** Data listing **

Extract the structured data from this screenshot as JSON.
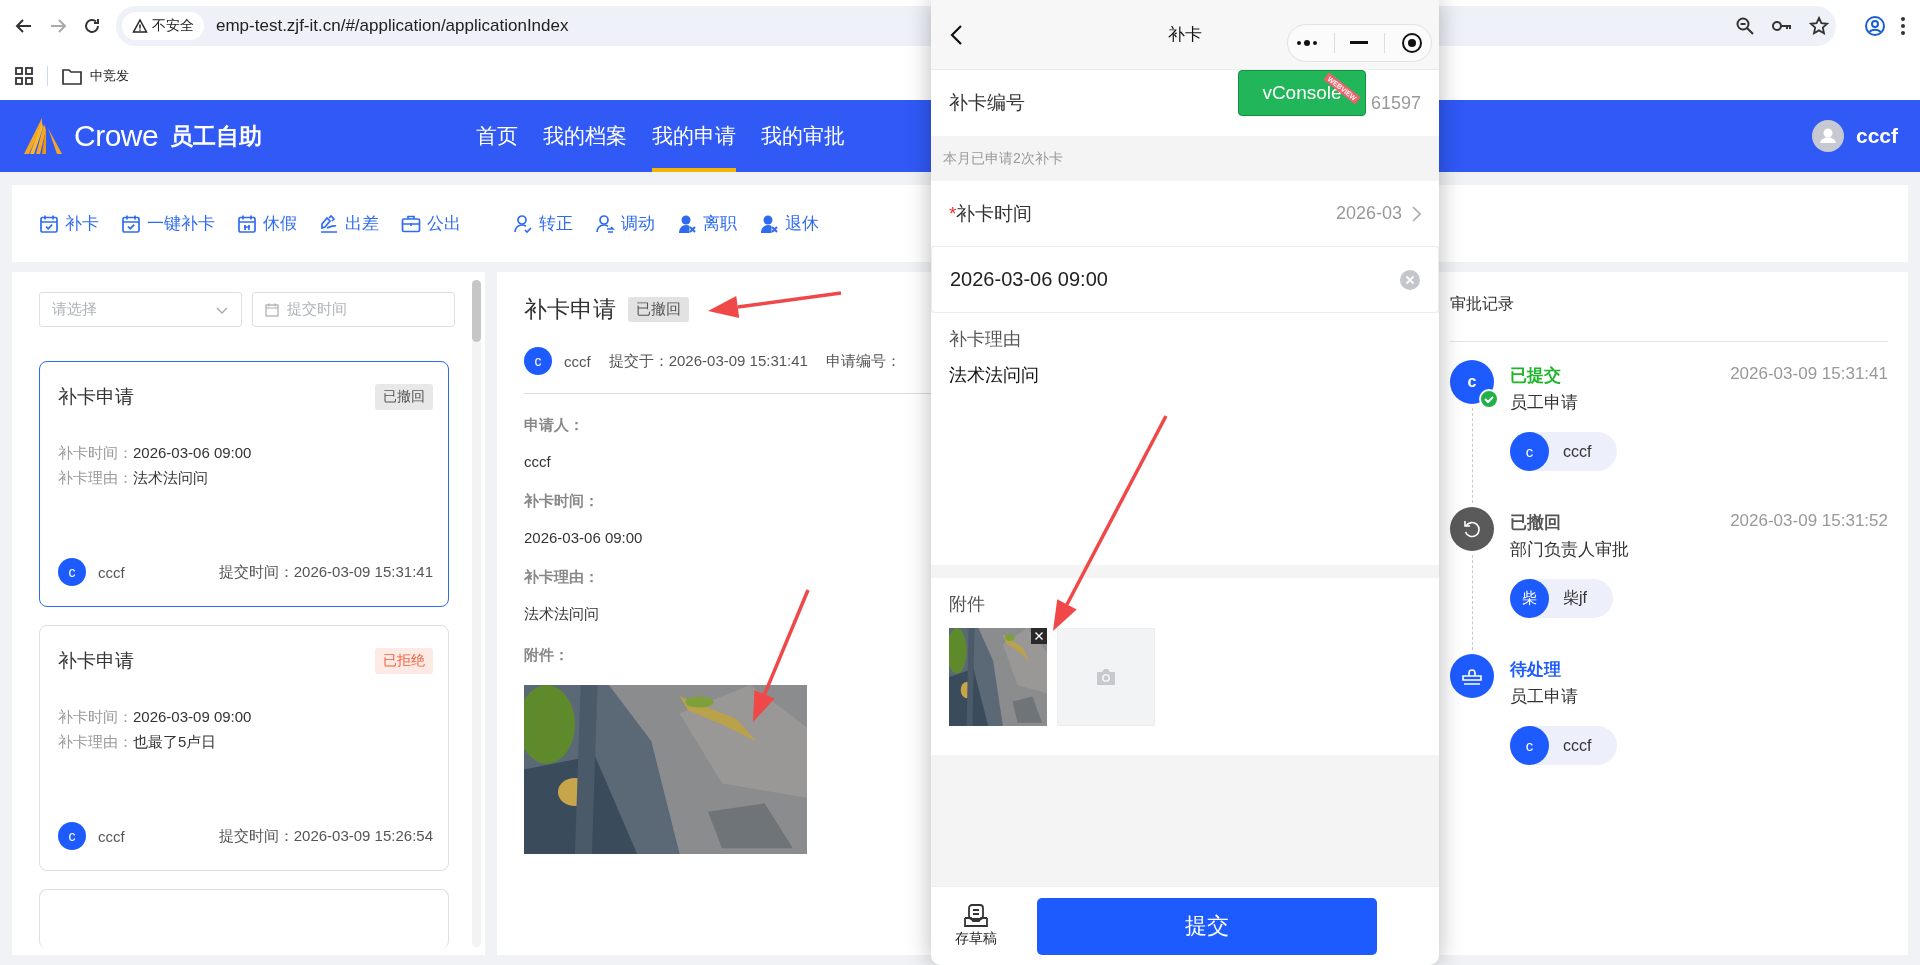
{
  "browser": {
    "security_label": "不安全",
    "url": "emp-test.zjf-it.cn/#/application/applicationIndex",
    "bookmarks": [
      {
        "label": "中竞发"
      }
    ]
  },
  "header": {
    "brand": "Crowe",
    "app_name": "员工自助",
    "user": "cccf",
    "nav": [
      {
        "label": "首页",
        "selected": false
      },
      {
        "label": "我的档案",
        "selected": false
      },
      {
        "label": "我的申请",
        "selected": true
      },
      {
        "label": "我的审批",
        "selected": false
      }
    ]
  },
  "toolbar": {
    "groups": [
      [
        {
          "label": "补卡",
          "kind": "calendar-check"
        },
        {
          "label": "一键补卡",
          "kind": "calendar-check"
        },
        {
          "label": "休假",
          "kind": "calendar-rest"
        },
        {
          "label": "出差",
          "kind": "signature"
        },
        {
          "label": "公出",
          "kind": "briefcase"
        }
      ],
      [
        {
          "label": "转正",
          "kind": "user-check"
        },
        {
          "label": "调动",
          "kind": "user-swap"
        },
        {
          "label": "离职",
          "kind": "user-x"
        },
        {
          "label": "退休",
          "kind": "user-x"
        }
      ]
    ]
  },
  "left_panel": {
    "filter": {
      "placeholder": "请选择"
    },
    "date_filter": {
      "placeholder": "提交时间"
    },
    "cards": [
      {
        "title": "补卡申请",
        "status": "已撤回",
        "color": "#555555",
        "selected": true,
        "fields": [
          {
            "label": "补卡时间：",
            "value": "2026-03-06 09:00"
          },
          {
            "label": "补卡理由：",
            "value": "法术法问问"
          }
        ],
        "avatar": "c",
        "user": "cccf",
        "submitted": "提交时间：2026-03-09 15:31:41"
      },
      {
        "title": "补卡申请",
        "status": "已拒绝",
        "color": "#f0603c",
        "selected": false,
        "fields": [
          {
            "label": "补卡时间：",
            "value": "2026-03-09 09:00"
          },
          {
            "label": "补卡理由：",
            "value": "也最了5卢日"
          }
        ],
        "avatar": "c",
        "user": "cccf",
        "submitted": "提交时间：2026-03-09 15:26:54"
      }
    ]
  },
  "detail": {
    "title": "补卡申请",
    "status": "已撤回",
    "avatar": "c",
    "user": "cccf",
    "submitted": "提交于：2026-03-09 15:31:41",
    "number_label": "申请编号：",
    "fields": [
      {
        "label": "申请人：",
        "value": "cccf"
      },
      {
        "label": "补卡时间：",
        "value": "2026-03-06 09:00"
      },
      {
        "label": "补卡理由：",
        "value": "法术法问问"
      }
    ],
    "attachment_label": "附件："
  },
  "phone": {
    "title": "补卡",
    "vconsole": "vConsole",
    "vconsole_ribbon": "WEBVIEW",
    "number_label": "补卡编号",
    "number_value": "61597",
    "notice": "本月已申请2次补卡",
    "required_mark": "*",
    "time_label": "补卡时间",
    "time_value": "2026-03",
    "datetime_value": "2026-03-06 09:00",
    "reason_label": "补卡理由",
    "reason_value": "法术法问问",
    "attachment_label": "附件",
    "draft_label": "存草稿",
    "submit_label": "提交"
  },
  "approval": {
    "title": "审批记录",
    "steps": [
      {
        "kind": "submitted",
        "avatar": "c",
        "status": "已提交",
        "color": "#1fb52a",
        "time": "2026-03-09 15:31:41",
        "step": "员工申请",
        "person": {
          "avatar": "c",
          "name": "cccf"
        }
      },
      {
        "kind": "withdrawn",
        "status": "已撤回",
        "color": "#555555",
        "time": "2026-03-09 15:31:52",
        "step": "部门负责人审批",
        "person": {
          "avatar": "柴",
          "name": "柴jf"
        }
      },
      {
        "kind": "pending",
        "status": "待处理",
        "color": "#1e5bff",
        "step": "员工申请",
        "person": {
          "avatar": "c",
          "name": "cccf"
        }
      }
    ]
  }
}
* * *
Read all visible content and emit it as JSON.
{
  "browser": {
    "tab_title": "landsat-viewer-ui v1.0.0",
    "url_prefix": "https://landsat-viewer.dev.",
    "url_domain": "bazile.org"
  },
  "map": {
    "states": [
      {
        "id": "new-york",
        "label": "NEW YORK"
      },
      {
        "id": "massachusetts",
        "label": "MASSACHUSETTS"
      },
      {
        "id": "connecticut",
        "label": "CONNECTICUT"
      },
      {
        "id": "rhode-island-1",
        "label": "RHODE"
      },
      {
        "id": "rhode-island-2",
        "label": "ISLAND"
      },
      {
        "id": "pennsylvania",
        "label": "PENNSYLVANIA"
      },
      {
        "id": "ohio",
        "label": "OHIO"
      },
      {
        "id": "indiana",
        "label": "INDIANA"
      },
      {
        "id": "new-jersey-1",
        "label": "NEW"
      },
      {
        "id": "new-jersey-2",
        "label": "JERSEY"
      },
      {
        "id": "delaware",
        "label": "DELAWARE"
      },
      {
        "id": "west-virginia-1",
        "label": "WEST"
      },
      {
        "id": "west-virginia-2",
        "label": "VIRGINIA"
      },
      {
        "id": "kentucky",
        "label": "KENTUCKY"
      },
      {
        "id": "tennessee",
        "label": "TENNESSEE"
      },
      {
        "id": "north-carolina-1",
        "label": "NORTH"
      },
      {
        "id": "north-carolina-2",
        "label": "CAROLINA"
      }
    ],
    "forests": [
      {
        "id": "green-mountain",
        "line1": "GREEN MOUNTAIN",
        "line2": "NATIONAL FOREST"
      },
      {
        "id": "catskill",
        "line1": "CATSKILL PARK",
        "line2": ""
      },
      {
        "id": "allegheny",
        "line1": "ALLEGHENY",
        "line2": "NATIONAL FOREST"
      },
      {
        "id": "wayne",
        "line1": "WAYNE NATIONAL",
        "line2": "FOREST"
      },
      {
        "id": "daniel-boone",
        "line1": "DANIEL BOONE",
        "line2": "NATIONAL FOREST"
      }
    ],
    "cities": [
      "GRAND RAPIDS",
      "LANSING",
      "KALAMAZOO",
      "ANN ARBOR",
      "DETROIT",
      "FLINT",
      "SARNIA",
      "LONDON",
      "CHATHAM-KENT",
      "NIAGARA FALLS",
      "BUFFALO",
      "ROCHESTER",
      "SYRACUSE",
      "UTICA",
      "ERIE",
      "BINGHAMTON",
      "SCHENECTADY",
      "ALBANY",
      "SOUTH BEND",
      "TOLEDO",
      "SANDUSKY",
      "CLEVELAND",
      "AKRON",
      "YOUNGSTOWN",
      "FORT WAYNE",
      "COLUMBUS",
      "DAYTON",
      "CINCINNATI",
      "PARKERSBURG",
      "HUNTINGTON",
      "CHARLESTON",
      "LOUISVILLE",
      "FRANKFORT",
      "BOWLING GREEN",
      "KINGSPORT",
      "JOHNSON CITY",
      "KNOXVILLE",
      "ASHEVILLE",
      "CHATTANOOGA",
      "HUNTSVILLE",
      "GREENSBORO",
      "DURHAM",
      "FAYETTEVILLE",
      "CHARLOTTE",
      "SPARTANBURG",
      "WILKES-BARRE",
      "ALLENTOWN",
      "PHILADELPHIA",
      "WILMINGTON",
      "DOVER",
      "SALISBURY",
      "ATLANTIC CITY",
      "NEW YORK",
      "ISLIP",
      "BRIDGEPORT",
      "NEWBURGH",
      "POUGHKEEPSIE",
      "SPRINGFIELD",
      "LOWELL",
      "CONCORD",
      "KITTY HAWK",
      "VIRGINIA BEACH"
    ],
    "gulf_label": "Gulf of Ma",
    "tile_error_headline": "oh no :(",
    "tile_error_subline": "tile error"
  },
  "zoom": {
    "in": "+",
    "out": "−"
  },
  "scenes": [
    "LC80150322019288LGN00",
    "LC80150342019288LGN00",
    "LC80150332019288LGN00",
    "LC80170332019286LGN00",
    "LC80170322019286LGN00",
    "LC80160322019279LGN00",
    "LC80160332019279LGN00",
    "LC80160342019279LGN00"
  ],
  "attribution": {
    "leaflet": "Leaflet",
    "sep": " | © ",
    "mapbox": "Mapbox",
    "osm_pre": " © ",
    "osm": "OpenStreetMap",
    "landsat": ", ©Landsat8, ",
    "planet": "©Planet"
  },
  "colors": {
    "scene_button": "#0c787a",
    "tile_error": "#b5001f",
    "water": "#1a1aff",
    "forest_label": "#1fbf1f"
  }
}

** Written exercise **
A line counts if it holds the word "提交时间". Work out how many lines in the listing count, and give only that number.

** Task solution **
3